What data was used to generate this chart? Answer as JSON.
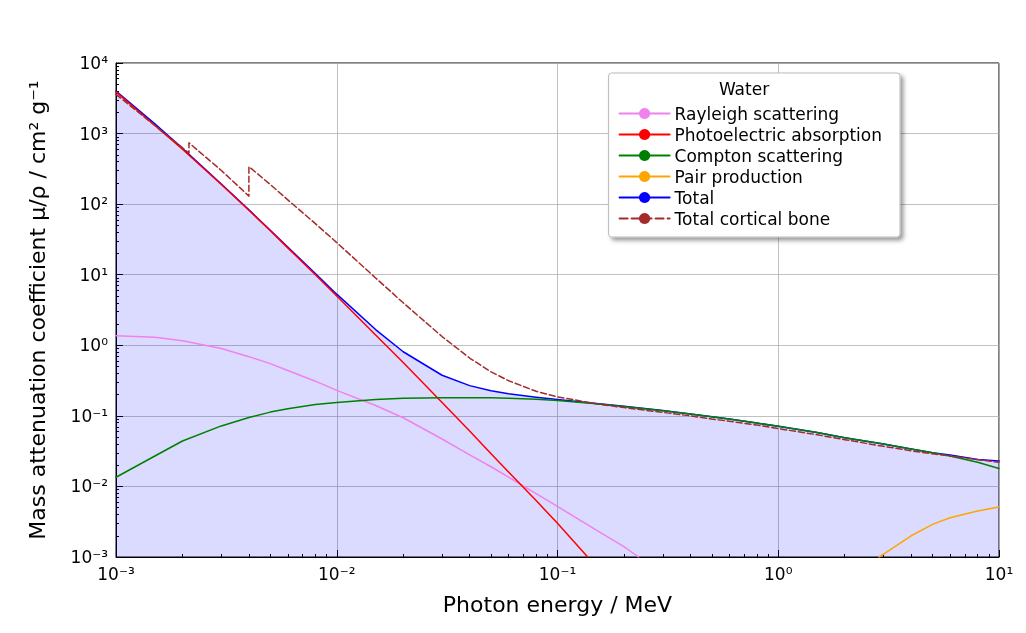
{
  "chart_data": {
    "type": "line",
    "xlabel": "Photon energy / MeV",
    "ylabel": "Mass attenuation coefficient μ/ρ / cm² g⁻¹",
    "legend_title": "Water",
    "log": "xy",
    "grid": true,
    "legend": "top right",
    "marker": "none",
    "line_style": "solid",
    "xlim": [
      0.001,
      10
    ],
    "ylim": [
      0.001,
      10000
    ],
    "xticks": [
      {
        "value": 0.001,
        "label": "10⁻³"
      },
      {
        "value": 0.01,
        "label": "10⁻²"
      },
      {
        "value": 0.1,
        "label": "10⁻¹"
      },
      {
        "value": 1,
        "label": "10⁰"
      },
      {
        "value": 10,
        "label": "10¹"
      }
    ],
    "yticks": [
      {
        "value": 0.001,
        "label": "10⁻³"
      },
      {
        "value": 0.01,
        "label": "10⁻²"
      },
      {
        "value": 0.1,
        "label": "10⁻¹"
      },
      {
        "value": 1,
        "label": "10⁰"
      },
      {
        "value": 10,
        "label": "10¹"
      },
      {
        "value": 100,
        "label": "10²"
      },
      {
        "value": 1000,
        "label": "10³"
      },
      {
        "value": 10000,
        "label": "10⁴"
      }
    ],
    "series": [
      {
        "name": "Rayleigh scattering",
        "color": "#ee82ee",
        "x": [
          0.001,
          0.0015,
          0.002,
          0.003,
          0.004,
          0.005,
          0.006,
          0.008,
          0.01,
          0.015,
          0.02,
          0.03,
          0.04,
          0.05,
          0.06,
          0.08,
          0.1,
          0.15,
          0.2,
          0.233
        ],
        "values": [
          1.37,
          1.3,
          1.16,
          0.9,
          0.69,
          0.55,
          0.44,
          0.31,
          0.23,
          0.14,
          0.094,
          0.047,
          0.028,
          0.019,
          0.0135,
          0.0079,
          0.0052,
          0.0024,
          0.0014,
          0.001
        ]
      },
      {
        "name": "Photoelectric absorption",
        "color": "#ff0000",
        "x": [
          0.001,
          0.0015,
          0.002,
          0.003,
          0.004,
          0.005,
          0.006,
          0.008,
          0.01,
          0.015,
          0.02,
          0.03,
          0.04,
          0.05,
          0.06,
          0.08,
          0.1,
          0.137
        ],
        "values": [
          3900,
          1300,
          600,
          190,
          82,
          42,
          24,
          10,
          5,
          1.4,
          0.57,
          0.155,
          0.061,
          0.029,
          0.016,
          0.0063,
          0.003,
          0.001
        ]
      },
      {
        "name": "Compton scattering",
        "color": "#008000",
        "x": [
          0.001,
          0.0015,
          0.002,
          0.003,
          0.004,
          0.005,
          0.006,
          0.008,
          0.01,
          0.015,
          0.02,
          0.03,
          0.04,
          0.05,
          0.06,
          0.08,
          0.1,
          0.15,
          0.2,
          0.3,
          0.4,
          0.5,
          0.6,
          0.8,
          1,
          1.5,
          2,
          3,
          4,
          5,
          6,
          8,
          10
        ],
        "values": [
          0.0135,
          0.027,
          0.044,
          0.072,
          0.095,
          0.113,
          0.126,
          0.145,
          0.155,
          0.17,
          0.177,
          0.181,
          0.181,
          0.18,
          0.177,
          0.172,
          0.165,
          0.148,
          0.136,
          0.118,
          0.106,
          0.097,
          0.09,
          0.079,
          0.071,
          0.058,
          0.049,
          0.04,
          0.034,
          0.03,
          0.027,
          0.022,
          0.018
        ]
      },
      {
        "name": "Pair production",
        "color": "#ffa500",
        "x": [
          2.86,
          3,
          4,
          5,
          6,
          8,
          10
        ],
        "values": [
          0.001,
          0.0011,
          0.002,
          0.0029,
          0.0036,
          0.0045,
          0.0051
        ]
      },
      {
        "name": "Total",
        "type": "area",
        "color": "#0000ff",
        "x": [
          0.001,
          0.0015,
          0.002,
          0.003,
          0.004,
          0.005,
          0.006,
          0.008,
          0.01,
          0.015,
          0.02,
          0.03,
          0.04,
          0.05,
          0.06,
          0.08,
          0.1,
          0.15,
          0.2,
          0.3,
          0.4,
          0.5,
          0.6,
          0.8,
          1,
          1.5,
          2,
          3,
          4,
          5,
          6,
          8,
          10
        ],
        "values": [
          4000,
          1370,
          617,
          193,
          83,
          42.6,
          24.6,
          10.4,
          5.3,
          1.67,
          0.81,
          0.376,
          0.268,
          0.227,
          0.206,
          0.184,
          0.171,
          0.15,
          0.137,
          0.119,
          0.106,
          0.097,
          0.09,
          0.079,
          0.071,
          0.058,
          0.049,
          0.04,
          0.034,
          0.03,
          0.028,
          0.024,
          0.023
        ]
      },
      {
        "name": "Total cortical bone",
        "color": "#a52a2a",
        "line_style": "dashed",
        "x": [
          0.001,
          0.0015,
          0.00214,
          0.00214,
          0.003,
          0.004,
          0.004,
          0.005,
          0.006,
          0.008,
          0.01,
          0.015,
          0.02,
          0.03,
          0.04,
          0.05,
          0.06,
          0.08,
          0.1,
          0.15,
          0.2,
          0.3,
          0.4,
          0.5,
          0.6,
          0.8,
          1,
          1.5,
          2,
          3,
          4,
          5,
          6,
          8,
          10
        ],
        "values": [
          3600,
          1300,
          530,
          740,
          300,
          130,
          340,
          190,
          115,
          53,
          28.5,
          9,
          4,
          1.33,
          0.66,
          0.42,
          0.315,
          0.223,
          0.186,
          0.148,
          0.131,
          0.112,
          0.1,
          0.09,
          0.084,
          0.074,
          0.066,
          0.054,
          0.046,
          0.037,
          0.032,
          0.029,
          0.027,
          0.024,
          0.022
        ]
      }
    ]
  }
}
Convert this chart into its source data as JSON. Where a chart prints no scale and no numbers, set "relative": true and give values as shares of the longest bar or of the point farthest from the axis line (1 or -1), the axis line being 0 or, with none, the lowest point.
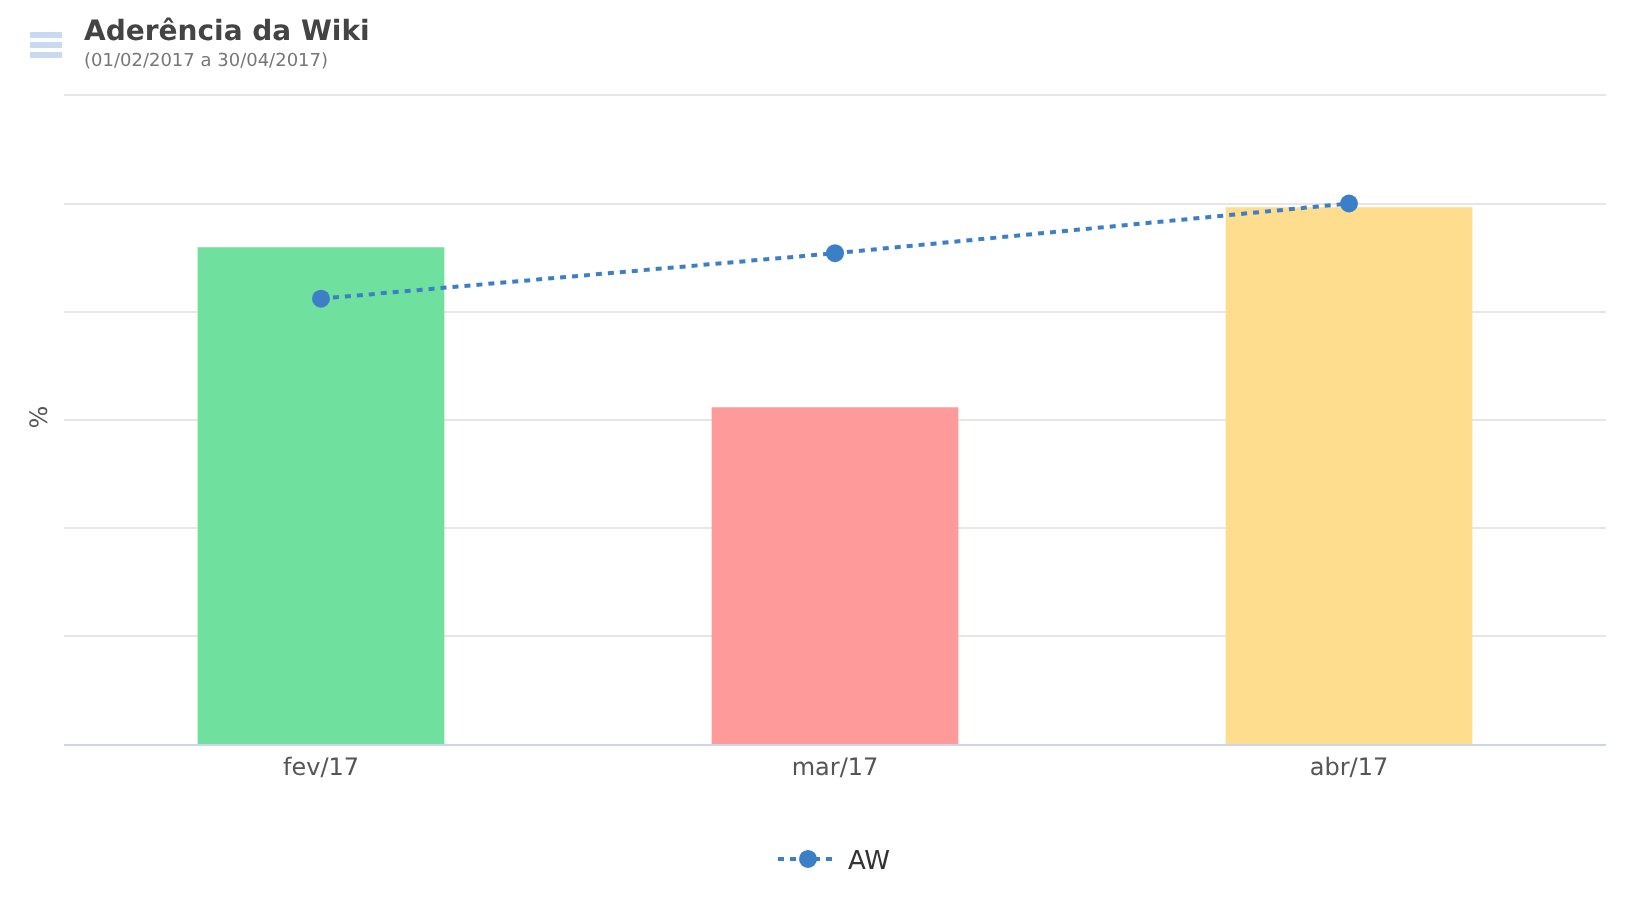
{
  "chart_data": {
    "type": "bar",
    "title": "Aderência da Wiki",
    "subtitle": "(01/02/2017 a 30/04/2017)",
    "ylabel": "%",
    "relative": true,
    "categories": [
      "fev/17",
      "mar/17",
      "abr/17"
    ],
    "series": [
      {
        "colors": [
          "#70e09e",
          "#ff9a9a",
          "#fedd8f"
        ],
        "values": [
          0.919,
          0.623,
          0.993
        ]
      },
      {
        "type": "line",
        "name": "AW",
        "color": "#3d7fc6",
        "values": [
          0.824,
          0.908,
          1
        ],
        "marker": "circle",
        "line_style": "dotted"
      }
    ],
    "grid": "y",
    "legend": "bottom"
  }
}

......

*TASK INSTRUCTIONS*
Pictures don't belong in the copy. Restate all the entries exactly.

*COMPLETED EXERCISE*
What data was used to generate this chart? Answer as JSON.
{
  "chart_data": {
    "type": "line",
    "xlabel": "Photon energy / MeV",
    "ylabel": "Mass attenuation coefficient μ/ρ / cm² g⁻¹",
    "legend_title": "Water",
    "log": "xy",
    "grid": true,
    "legend": "top right",
    "marker": "none",
    "line_style": "solid",
    "xlim": [
      0.001,
      10
    ],
    "ylim": [
      0.001,
      10000
    ],
    "xticks": [
      {
        "value": 0.001,
        "label": "10⁻³"
      },
      {
        "value": 0.01,
        "label": "10⁻²"
      },
      {
        "value": 0.1,
        "label": "10⁻¹"
      },
      {
        "value": 1,
        "label": "10⁰"
      },
      {
        "value": 10,
        "label": "10¹"
      }
    ],
    "yticks": [
      {
        "value": 0.001,
        "label": "10⁻³"
      },
      {
        "value": 0.01,
        "label": "10⁻²"
      },
      {
        "value": 0.1,
        "label": "10⁻¹"
      },
      {
        "value": 1,
        "label": "10⁰"
      },
      {
        "value": 10,
        "label": "10¹"
      },
      {
        "value": 100,
        "label": "10²"
      },
      {
        "value": 1000,
        "label": "10³"
      },
      {
        "value": 10000,
        "label": "10⁴"
      }
    ],
    "series": [
      {
        "name": "Rayleigh scattering",
        "color": "#ee82ee",
        "x": [
          0.001,
          0.0015,
          0.002,
          0.003,
          0.004,
          0.005,
          0.006,
          0.008,
          0.01,
          0.015,
          0.02,
          0.03,
          0.04,
          0.05,
          0.06,
          0.08,
          0.1,
          0.15,
          0.2,
          0.233
        ],
        "values": [
          1.37,
          1.3,
          1.16,
          0.9,
          0.69,
          0.55,
          0.44,
          0.31,
          0.23,
          0.14,
          0.094,
          0.047,
          0.028,
          0.019,
          0.0135,
          0.0079,
          0.0052,
          0.0024,
          0.0014,
          0.001
        ]
      },
      {
        "name": "Photoelectric absorption",
        "color": "#ff0000",
        "x": [
          0.001,
          0.0015,
          0.002,
          0.003,
          0.004,
          0.005,
          0.006,
          0.008,
          0.01,
          0.015,
          0.02,
          0.03,
          0.04,
          0.05,
          0.06,
          0.08,
          0.1,
          0.137
        ],
        "values": [
          3900,
          1300,
          600,
          190,
          82,
          42,
          24,
          10,
          5,
          1.4,
          0.57,
          0.155,
          0.061,
          0.029,
          0.016,
          0.0063,
          0.003,
          0.001
        ]
      },
      {
        "name": "Compton scattering",
        "color": "#008000",
        "x": [
          0.001,
          0.0015,
          0.002,
          0.003,
          0.004,
          0.005,
          0.006,
          0.008,
          0.01,
          0.015,
          0.02,
          0.03,
          0.04,
          0.05,
          0.06,
          0.08,
          0.1,
          0.15,
          0.2,
          0.3,
          0.4,
          0.5,
          0.6,
          0.8,
          1,
          1.5,
          2,
          3,
          4,
          5,
          6,
          8,
          10
        ],
        "values": [
          0.0135,
          0.027,
          0.044,
          0.072,
          0.095,
          0.113,
          0.126,
          0.145,
          0.155,
          0.17,
          0.177,
          0.181,
          0.181,
          0.18,
          0.177,
          0.172,
          0.165,
          0.148,
          0.136,
          0.118,
          0.106,
          0.097,
          0.09,
          0.079,
          0.071,
          0.058,
          0.049,
          0.04,
          0.034,
          0.03,
          0.027,
          0.022,
          0.018
        ]
      },
      {
        "name": "Pair production",
        "color": "#ffa500",
        "x": [
          2.86,
          3,
          4,
          5,
          6,
          8,
          10
        ],
        "values": [
          0.001,
          0.0011,
          0.002,
          0.0029,
          0.0036,
          0.0045,
          0.0051
        ]
      },
      {
        "name": "Total",
        "type": "area",
        "color": "#0000ff",
        "x": [
          0.001,
          0.0015,
          0.002,
          0.003,
          0.004,
          0.005,
          0.006,
          0.008,
          0.01,
          0.015,
          0.02,
          0.03,
          0.04,
          0.05,
          0.06,
          0.08,
          0.1,
          0.15,
          0.2,
          0.3,
          0.4,
          0.5,
          0.6,
          0.8,
          1,
          1.5,
          2,
          3,
          4,
          5,
          6,
          8,
          10
        ],
        "values": [
          4000,
          1370,
          617,
          193,
          83,
          42.6,
          24.6,
          10.4,
          5.3,
          1.67,
          0.81,
          0.376,
          0.268,
          0.227,
          0.206,
          0.184,
          0.171,
          0.15,
          0.137,
          0.119,
          0.106,
          0.097,
          0.09,
          0.079,
          0.071,
          0.058,
          0.049,
          0.04,
          0.034,
          0.03,
          0.028,
          0.024,
          0.023
        ]
      },
      {
        "name": "Total cortical bone",
        "color": "#a52a2a",
        "line_style": "dashed",
        "x": [
          0.001,
          0.0015,
          0.00214,
          0.00214,
          0.003,
          0.004,
          0.004,
          0.005,
          0.006,
          0.008,
          0.01,
          0.015,
          0.02,
          0.03,
          0.04,
          0.05,
          0.06,
          0.08,
          0.1,
          0.15,
          0.2,
          0.3,
          0.4,
          0.5,
          0.6,
          0.8,
          1,
          1.5,
          2,
          3,
          4,
          5,
          6,
          8,
          10
        ],
        "values": [
          3600,
          1300,
          530,
          740,
          300,
          130,
          340,
          190,
          115,
          53,
          28.5,
          9,
          4,
          1.33,
          0.66,
          0.42,
          0.315,
          0.223,
          0.186,
          0.148,
          0.131,
          0.112,
          0.1,
          0.09,
          0.084,
          0.074,
          0.066,
          0.054,
          0.046,
          0.037,
          0.032,
          0.029,
          0.027,
          0.024,
          0.022
        ]
      }
    ]
  }
}
Convert this chart into its source data as JSON. Where a chart prints no scale and no numbers, set "relative": true and give values as shares of the longest bar or of the point farthest from the axis line (1 or -1), the axis line being 0 or, with none, the lowest point.
{
  "chart_data": {
    "type": "bar",
    "title": "Aderência da Wiki",
    "subtitle": "(01/02/2017 a 30/04/2017)",
    "ylabel": "%",
    "relative": true,
    "categories": [
      "fev/17",
      "mar/17",
      "abr/17"
    ],
    "series": [
      {
        "colors": [
          "#70e09e",
          "#ff9a9a",
          "#fedd8f"
        ],
        "values": [
          0.919,
          0.623,
          0.993
        ]
      },
      {
        "type": "line",
        "name": "AW",
        "color": "#3d7fc6",
        "values": [
          0.824,
          0.908,
          1
        ],
        "marker": "circle",
        "line_style": "dotted"
      }
    ],
    "grid": "y",
    "legend": "bottom"
  }
}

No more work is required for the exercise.